→ Task goal: Each entry below should be returned exactly as is, with the pictures removed.

→ Supplied information:
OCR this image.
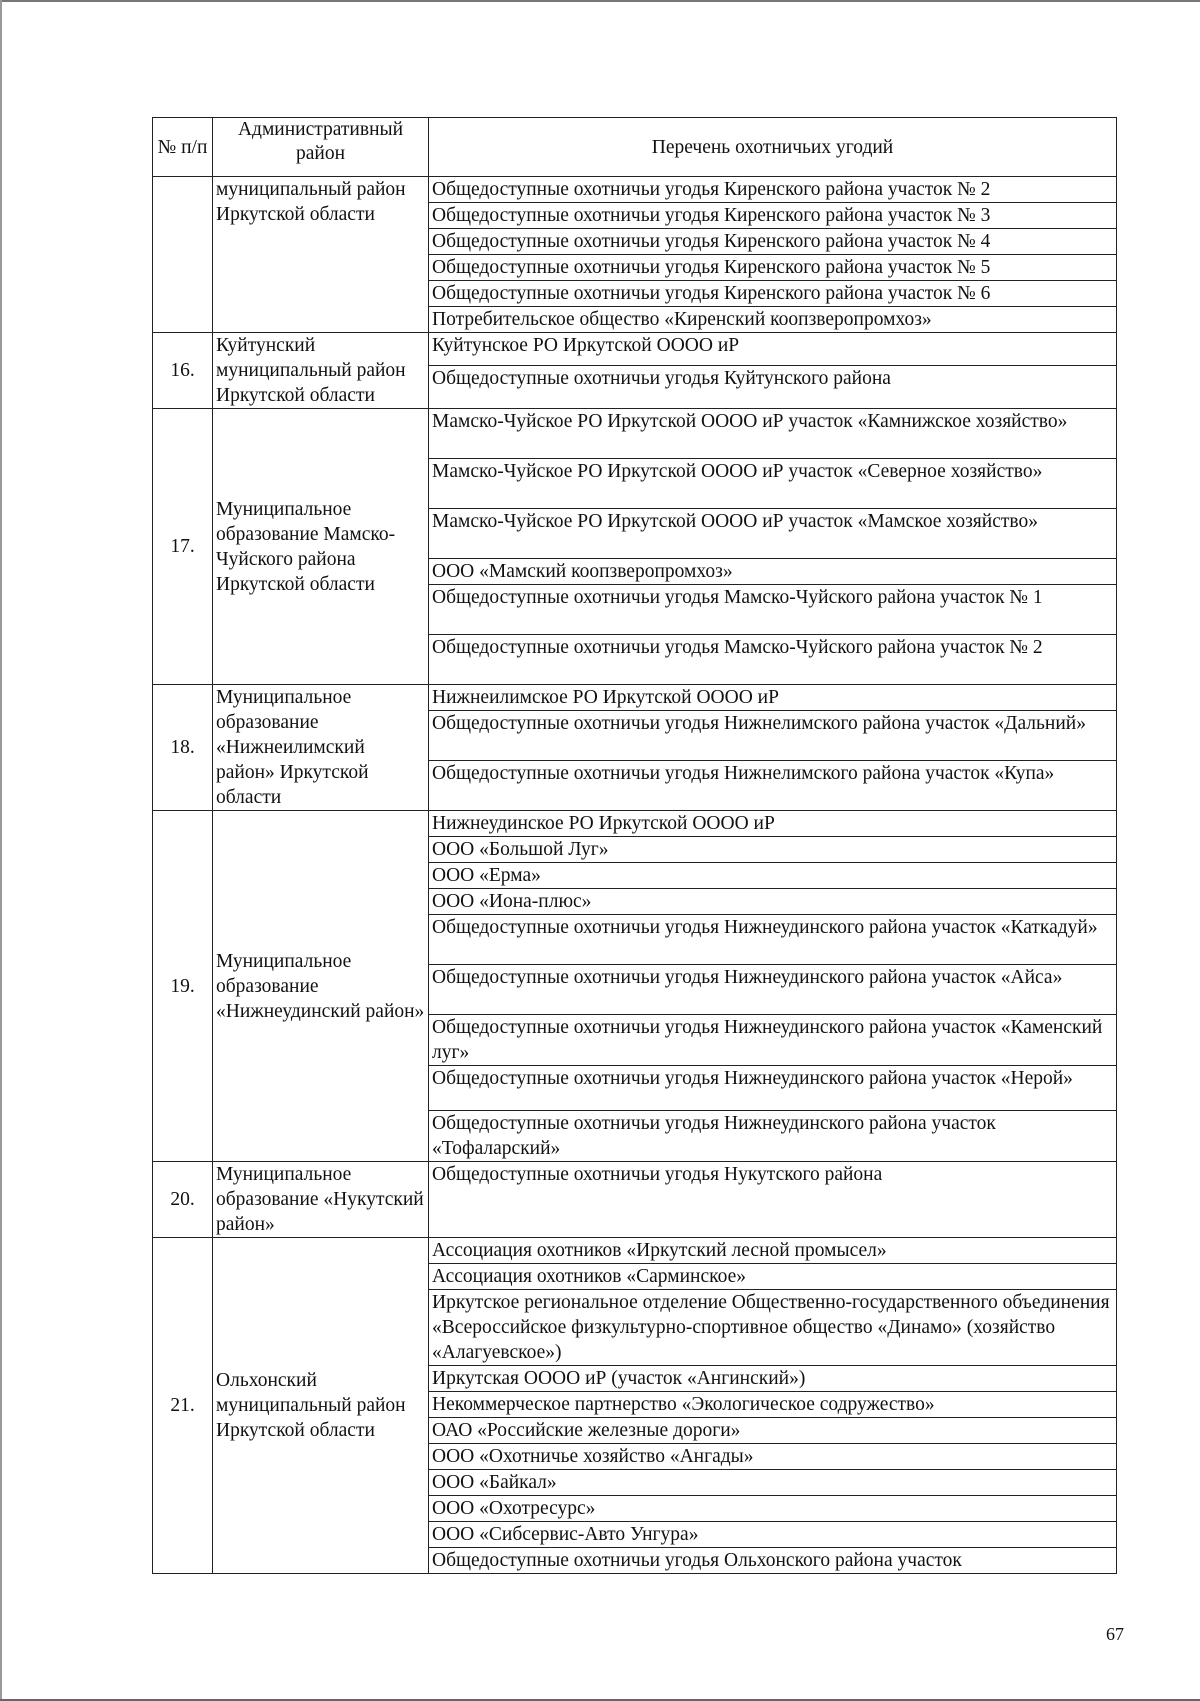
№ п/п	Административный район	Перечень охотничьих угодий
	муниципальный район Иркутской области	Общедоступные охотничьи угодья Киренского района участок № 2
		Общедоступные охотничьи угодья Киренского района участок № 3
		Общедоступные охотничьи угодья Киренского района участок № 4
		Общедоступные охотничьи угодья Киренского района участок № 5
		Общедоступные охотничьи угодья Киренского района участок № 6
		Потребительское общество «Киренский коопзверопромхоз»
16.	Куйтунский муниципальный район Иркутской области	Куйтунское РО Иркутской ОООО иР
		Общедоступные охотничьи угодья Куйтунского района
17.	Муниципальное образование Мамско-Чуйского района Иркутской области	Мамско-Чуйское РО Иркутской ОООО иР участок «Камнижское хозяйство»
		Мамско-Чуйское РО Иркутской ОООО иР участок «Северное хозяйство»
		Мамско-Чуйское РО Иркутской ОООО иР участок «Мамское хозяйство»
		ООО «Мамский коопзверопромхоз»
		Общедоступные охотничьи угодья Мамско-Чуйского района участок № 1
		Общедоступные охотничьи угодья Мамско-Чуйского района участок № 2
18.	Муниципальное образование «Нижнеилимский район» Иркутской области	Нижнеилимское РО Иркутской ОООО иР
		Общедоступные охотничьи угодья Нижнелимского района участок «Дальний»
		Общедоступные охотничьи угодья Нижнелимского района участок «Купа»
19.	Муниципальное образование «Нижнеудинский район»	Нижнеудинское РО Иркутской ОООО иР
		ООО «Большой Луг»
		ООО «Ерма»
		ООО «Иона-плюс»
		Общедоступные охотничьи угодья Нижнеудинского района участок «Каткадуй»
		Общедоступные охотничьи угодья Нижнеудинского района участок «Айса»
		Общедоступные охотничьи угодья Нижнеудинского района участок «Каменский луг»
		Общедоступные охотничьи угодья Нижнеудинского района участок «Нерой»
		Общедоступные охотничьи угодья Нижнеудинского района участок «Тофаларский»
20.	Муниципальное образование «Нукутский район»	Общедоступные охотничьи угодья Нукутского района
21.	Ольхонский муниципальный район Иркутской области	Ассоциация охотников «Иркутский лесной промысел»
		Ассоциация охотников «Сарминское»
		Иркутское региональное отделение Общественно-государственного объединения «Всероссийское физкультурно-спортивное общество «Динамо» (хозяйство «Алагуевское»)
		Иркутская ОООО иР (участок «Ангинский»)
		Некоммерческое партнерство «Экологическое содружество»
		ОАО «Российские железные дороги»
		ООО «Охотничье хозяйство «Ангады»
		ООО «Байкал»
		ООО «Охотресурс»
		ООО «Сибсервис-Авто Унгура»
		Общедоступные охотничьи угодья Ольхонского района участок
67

→ Reply to the exercise:
OCR this image.
№ п/п	Административный район	Перечень охотничьих угодий
	муниципальный район Иркутской области	Общедоступные охотничьи угодья Киренского района участок № 2
		Общедоступные охотничьи угодья Киренского района участок № 3
		Общедоступные охотничьи угодья Киренского района участок № 4
		Общедоступные охотничьи угодья Киренского района участок № 5
		Общедоступные охотничьи угодья Киренского района участок № 6
		Потребительское общество «Киренский коопзверопромхоз»
16.	Куйтунский муниципальный район Иркутской области	Куйтунское РО Иркутской ОООО иР
		Общедоступные охотничьи угодья Куйтунского района
17.	Муниципальное образование Мамско-Чуйского района Иркутской области	Мамско-Чуйское РО Иркутской ОООО иР участок «Камнижское хозяйство»
		Мамско-Чуйское РО Иркутской ОООО иР участок «Северное хозяйство»
		Мамско-Чуйское РО Иркутской ОООО иР участок «Мамское хозяйство»
		ООО «Мамский коопзверопромхоз»
		Общедоступные охотничьи угодья Мамско-Чуйского района участок № 1
		Общедоступные охотничьи угодья Мамско-Чуйского района участок № 2
18.	Муниципальное образование «Нижнеилимский район» Иркутской области	Нижнеилимское РО Иркутской ОООО иР
		Общедоступные охотничьи угодья Нижнелимского района участок «Дальний»
		Общедоступные охотничьи угодья Нижнелимского района участок «Купа»
19.	Муниципальное образование «Нижнеудинский район»	Нижнеудинское РО Иркутской ОООО иР
		ООО «Большой Луг»
		ООО «Ерма»
		ООО «Иона-плюс»
		Общедоступные охотничьи угодья Нижнеудинского района участок «Каткадуй»
		Общедоступные охотничьи угодья Нижнеудинского района участок «Айса»
		Общедоступные охотничьи угодья Нижнеудинского района участок «Каменский луг»
		Общедоступные охотничьи угодья Нижнеудинского района участок «Нерой»
		Общедоступные охотничьи угодья Нижнеудинского района участок «Тофаларский»
20.	Муниципальное образование «Нукутский район»	Общедоступные охотничьи угодья Нукутского района
21.	Ольхонский муниципальный район Иркутской области	Ассоциация охотников «Иркутский лесной промысел»
		Ассоциация охотников «Сарминское»
		Иркутское региональное отделение Общественно-государственного объединения «Всероссийское физкультурно-спортивное общество «Динамо» (хозяйство «Алагуевское»)
		Иркутская ОООО иР (участок «Ангинский»)
		Некоммерческое партнерство «Экологическое содружество»
		ОАО «Российские железные дороги»
		ООО «Охотничье хозяйство «Ангады»
		ООО «Байкал»
		ООО «Охотресурс»
		ООО «Сибсервис-Авто Унгура»
		Общедоступные охотничьи угодья Ольхонского района участок
67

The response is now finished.